• [WHAT IS BEING ASKED]: Each line in the entries below that holds the string "color" is to be listed.

• [INPUT FOR THIS TASK]:
------------------------------

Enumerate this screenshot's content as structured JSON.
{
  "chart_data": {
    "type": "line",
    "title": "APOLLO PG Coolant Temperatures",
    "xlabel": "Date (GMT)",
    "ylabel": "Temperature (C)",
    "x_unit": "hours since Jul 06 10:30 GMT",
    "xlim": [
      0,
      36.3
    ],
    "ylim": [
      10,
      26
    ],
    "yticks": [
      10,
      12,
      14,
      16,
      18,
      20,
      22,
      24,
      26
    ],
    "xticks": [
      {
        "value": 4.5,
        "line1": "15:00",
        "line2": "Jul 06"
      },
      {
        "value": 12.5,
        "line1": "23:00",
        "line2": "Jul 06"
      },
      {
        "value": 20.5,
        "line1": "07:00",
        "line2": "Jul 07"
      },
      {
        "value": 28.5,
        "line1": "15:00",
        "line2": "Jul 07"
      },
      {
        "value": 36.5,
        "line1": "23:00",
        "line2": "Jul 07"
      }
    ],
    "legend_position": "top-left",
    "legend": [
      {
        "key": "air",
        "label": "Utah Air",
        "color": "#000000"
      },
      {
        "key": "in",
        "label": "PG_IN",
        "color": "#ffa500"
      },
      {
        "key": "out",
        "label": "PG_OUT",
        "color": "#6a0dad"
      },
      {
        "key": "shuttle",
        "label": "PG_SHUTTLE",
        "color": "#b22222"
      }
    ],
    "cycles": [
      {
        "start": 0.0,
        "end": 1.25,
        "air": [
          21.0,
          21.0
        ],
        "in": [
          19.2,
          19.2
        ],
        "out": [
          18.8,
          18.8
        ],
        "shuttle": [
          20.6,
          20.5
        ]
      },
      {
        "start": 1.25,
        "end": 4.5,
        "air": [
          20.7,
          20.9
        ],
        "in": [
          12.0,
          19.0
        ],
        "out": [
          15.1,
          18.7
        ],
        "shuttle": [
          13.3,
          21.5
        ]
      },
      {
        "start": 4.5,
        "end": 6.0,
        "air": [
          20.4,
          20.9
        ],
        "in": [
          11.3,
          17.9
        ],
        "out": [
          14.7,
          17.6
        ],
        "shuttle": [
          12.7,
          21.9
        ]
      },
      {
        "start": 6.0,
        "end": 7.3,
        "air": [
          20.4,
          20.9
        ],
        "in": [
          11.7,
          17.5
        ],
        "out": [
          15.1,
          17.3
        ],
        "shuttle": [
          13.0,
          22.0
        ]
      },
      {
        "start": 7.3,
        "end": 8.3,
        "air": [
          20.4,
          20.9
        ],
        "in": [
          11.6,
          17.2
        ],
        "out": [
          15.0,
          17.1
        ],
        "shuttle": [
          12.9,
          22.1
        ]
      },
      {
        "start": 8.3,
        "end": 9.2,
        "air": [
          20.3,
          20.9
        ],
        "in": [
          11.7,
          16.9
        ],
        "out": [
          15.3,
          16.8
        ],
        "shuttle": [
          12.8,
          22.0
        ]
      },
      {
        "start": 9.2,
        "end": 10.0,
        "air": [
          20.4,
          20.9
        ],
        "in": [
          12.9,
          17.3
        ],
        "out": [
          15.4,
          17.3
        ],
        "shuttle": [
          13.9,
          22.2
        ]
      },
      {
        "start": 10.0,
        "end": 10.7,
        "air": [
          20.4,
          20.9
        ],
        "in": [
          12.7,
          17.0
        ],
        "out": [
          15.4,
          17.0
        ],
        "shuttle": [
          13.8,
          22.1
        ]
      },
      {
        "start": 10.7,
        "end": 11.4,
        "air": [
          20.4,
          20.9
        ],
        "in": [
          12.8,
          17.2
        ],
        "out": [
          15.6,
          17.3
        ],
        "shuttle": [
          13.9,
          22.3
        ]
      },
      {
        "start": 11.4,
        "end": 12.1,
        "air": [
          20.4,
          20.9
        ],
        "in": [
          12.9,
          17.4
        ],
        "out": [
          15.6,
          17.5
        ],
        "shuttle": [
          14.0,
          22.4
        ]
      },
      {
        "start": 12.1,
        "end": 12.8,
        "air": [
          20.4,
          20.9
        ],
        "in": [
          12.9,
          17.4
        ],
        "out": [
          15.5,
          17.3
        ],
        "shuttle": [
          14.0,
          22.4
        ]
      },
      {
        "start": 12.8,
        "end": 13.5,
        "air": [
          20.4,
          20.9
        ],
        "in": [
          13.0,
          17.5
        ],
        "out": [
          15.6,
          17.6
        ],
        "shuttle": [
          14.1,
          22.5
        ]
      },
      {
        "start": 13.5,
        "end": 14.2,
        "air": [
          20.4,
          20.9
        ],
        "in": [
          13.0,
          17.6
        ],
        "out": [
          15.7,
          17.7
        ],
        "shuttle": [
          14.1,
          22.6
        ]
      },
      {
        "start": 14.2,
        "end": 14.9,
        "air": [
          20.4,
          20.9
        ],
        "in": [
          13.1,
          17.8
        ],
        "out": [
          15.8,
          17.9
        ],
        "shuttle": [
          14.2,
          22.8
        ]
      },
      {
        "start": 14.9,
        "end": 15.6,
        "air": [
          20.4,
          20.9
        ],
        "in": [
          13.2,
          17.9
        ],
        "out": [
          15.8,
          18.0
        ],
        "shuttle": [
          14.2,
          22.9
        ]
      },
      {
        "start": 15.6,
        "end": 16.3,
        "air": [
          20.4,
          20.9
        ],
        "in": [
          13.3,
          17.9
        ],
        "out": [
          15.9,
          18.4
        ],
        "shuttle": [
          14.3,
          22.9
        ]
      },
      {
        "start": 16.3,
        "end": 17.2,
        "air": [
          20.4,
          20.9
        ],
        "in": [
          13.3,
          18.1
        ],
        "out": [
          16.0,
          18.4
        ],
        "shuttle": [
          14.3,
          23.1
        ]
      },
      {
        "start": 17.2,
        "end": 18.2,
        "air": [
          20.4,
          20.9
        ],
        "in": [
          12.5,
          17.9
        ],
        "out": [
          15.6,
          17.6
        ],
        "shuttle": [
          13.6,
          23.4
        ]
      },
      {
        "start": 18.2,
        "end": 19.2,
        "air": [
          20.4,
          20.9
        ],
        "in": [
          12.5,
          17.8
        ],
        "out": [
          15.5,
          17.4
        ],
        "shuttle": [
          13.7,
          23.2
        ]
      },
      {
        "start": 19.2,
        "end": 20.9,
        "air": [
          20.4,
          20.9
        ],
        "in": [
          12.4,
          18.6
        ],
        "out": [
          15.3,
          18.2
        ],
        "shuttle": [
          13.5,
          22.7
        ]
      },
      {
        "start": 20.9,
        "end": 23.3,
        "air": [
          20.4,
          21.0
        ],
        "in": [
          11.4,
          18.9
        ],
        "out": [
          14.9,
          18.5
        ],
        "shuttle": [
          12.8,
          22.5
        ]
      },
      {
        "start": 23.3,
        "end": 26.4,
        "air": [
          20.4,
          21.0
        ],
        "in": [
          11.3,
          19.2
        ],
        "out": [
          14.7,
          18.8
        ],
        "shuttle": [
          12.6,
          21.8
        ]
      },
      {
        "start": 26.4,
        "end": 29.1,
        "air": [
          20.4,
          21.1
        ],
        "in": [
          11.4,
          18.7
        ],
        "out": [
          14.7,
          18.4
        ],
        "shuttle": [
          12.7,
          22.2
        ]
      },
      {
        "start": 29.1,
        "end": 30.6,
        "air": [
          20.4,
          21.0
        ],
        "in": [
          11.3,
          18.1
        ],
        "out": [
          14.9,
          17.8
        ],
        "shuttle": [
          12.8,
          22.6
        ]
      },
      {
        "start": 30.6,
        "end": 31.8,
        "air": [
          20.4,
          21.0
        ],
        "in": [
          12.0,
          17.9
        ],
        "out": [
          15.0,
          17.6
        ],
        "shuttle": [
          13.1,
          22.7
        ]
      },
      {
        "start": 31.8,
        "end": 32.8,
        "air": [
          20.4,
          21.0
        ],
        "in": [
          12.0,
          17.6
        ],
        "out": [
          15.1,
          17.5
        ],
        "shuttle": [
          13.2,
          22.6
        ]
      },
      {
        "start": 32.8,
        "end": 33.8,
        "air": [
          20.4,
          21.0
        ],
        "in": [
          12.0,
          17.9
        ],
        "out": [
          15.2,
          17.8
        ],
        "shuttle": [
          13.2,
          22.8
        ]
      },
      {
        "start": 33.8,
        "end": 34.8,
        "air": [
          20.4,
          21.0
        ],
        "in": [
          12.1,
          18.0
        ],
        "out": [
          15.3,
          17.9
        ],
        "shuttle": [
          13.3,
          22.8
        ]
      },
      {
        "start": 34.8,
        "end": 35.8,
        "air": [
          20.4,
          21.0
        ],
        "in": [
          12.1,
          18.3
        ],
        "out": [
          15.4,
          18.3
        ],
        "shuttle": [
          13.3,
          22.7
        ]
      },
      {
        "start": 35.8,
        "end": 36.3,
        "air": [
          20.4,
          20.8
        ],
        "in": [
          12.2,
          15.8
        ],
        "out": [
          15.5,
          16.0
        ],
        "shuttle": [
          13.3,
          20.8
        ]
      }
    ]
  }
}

------------------------------

• [CORRECT RESULT]:
        "color": "#000000"
        "color": "#ffa500"
        "color": "#6a0dad"
        "color": "#b22222"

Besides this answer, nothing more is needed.